The request
Exactly reproduce the lines that follow.

Dataset entries
— BEGIN —

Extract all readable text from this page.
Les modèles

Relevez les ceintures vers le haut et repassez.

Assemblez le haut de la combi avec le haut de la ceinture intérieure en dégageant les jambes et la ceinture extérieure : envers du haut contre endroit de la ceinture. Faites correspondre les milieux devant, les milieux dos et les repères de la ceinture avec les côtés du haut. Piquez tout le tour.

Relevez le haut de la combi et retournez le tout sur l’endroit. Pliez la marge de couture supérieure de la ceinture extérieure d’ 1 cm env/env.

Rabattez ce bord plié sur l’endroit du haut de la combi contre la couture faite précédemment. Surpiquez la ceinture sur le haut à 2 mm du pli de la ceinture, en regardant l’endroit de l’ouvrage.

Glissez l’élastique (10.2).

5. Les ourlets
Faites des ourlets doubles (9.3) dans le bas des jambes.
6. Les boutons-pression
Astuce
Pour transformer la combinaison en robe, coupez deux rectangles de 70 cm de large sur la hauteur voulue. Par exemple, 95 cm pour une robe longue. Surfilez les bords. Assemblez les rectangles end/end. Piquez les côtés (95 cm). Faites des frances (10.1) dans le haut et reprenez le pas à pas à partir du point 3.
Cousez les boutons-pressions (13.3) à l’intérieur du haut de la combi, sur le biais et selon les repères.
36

— END —

Solution below
Extract all readable text from this page.
Les modèles

Relevez les ceintures vers le haut et repassez.

Assemblez le haut de la combi avec le haut de la ceinture intérieure en dégageant les jambes et la ceinture extérieure : envers du haut contre endroit de la ceinture. Faites correspondre les milieux devant, les milieux dos et les repères de la ceinture avec les côtés du haut. Piquez tout le tour.

Relevez le haut de la combi et retournez le tout sur l’endroit. Pliez la marge de couture supérieure de la ceinture extérieure d’ 1 cm env/env.

Rabattez ce bord plié sur l’endroit du haut de la combi contre la couture faite précédemment. Surpiquez la ceinture sur le haut à 2 mm du pli de la ceinture, en regardant l’endroit de l’ouvrage.

Glissez l’élastique (10.2).

5. Les ourlets
Faites des ourlets doubles (9.3) dans le bas des jambes.
6. Les boutons-pression
Astuce
Pour transformer la combinaison en robe, coupez deux rectangles de 70 cm de large sur la hauteur voulue. Par exemple, 95 cm pour une robe longue. Surfilez les bords. Assemblez les rectangles end/end. Piquez les côtés (95 cm). Faites des frances (10.1) dans le haut et reprenez le pas à pas à partir du point 3.
Cousez les boutons-pressions (13.3) à l’intérieur du haut de la combi, sur le biais et selon les repères.
36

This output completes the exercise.